■ **Problem**
Copy verbatim the stretch of lines below from the one containing "data-label: 33.9 bbox=[600, 222, 636, 236]" through the one containing "y-tick-label: 12 to", including both, and reproduce only those lines.

[Start Material for this exercise]

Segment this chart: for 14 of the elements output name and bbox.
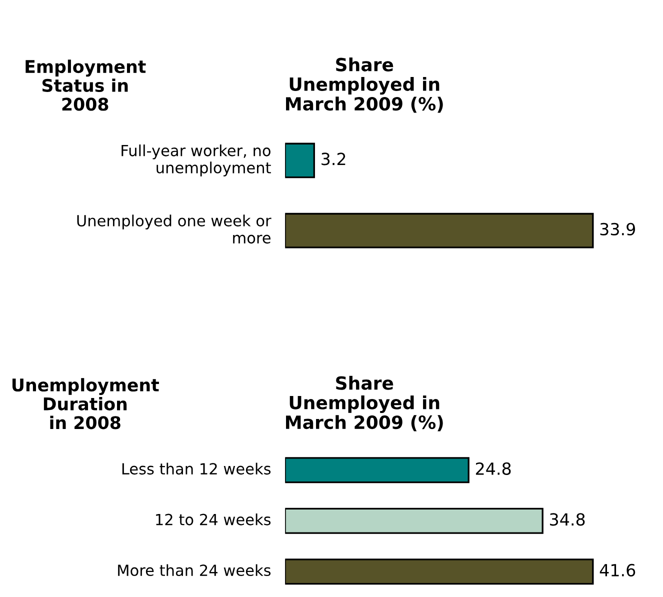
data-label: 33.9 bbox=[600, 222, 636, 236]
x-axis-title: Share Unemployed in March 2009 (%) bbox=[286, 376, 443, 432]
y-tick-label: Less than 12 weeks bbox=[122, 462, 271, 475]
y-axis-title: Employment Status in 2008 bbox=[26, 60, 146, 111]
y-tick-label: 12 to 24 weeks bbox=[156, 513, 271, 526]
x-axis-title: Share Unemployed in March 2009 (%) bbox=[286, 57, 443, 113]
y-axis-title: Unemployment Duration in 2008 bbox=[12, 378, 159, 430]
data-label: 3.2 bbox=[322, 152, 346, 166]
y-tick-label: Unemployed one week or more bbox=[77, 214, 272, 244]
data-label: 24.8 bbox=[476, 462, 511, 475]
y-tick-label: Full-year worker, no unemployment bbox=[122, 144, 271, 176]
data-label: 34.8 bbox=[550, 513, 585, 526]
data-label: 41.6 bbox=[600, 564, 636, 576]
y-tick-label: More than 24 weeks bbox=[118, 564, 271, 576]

[End Material for this exercise]
[Start Material for this exercise]

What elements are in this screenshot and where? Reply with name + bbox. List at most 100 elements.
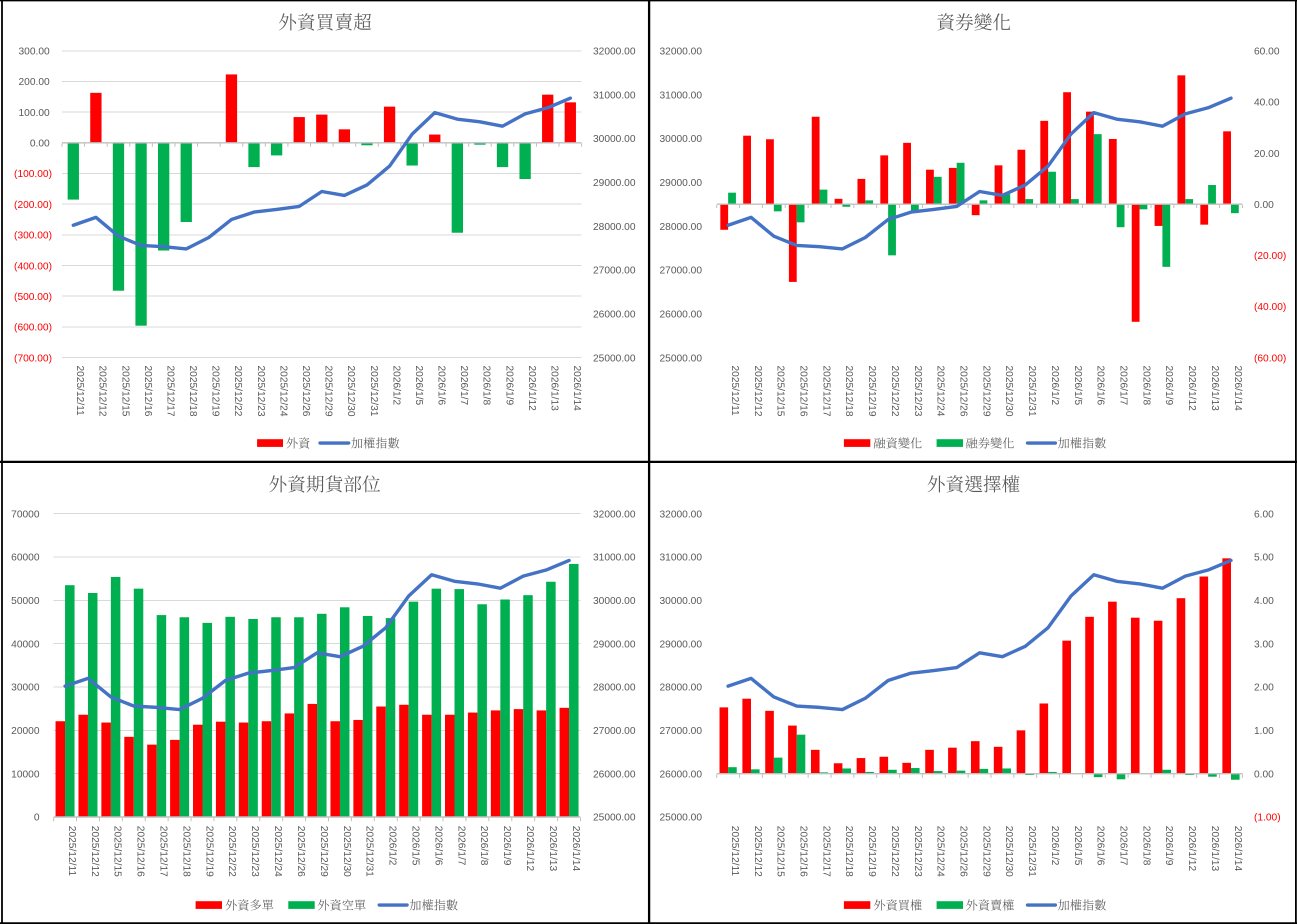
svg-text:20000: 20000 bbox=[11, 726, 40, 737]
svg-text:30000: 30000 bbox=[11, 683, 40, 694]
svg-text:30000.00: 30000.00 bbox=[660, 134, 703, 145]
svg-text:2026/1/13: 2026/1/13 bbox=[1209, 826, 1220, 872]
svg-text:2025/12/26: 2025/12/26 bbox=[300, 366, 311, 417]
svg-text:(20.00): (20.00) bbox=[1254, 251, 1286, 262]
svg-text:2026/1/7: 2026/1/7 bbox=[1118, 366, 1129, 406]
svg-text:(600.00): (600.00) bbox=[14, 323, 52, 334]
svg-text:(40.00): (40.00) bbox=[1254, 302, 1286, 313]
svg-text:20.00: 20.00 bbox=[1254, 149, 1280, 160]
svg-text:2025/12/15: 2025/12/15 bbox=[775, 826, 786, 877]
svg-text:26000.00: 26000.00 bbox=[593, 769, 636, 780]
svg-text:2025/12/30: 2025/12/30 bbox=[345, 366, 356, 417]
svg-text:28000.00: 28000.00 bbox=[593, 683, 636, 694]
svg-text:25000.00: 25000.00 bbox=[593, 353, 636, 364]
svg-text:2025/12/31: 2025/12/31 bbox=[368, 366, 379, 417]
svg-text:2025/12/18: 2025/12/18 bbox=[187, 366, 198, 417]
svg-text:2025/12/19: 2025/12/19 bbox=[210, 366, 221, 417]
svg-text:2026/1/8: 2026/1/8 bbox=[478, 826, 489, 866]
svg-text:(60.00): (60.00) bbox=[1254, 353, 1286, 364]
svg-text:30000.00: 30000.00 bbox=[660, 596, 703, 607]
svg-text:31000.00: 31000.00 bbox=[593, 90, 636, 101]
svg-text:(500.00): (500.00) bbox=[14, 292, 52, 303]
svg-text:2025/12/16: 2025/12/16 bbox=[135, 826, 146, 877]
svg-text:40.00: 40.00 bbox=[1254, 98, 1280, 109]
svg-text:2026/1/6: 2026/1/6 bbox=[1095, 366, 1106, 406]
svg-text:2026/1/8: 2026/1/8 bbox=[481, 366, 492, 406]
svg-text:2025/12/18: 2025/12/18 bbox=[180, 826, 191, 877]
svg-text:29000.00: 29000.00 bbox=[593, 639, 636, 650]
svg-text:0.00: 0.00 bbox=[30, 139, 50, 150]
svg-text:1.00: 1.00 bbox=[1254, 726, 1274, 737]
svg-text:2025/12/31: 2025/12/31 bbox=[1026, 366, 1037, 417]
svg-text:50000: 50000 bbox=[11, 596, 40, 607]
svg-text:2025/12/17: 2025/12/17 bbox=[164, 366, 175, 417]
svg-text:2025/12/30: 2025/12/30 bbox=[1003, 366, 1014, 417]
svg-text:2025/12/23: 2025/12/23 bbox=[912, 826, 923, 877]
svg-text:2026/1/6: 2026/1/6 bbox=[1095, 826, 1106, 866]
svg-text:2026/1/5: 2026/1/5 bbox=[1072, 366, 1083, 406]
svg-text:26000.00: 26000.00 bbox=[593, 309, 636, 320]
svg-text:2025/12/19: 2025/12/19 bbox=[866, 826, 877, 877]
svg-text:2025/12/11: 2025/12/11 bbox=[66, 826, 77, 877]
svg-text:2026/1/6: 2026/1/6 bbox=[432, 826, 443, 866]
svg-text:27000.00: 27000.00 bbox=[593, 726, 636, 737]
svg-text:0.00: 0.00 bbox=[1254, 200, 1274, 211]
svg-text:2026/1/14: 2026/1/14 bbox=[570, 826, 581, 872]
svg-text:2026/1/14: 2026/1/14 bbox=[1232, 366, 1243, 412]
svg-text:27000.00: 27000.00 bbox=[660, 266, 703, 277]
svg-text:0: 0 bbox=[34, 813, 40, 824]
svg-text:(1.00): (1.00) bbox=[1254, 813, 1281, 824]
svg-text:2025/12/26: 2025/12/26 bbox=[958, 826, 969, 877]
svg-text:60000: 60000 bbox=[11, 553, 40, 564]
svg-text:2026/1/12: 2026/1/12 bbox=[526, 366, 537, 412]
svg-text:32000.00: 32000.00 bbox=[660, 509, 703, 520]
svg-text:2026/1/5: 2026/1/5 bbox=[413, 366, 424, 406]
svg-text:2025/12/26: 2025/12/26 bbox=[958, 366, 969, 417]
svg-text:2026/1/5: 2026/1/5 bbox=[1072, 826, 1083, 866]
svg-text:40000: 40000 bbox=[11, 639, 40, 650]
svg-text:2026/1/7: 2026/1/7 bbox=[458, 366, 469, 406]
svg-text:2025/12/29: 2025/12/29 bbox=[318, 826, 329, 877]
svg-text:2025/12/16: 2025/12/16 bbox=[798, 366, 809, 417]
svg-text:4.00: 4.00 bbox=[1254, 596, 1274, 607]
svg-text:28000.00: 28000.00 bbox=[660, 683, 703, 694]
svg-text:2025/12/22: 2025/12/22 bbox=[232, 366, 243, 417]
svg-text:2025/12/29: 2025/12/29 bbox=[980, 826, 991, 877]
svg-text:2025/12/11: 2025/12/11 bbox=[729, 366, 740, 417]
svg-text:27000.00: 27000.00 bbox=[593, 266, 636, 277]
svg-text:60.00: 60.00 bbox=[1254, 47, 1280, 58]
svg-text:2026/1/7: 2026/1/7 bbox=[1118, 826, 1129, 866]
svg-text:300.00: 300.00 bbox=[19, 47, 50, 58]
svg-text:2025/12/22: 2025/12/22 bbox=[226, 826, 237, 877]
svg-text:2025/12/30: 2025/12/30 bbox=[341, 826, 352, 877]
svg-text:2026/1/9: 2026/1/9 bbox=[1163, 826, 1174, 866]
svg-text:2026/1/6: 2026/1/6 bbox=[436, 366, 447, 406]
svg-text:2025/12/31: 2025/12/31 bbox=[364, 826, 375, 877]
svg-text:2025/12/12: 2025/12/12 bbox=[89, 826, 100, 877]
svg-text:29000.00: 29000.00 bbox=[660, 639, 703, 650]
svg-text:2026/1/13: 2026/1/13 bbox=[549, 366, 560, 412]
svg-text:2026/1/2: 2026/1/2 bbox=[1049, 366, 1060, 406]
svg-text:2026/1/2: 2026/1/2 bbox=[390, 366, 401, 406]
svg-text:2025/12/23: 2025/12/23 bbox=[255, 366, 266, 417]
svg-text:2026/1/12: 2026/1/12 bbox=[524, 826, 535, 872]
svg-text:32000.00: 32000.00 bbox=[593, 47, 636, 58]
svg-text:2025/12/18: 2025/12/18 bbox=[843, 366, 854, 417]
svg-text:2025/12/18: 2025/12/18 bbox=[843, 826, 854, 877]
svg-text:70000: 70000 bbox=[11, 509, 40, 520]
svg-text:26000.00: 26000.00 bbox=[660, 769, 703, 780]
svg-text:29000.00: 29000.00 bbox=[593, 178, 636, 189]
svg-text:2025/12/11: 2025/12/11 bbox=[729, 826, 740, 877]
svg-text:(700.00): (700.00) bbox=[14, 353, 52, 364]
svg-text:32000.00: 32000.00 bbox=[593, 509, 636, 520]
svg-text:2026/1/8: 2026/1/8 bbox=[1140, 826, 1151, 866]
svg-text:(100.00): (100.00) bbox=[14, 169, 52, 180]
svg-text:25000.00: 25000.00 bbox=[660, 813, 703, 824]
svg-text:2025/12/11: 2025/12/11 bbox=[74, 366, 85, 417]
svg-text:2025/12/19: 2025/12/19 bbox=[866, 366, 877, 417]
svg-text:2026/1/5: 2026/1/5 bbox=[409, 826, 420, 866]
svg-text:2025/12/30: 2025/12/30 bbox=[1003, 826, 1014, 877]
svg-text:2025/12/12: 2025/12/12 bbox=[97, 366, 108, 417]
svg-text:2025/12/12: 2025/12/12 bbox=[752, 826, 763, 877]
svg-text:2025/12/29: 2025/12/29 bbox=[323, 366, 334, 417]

[End Material for this exercise]

■ **Response for this exercise**
data-label: 33.9 bbox=[600, 222, 636, 236]
x-axis-title: Share Unemployed in March 2009 (%) bbox=[286, 376, 443, 432]
y-tick-label: Less than 12 weeks bbox=[122, 462, 271, 475]
y-axis-title: Employment Status in 2008 bbox=[26, 60, 146, 111]
y-tick-label: 12 to 24 weeks bbox=[156, 513, 271, 526]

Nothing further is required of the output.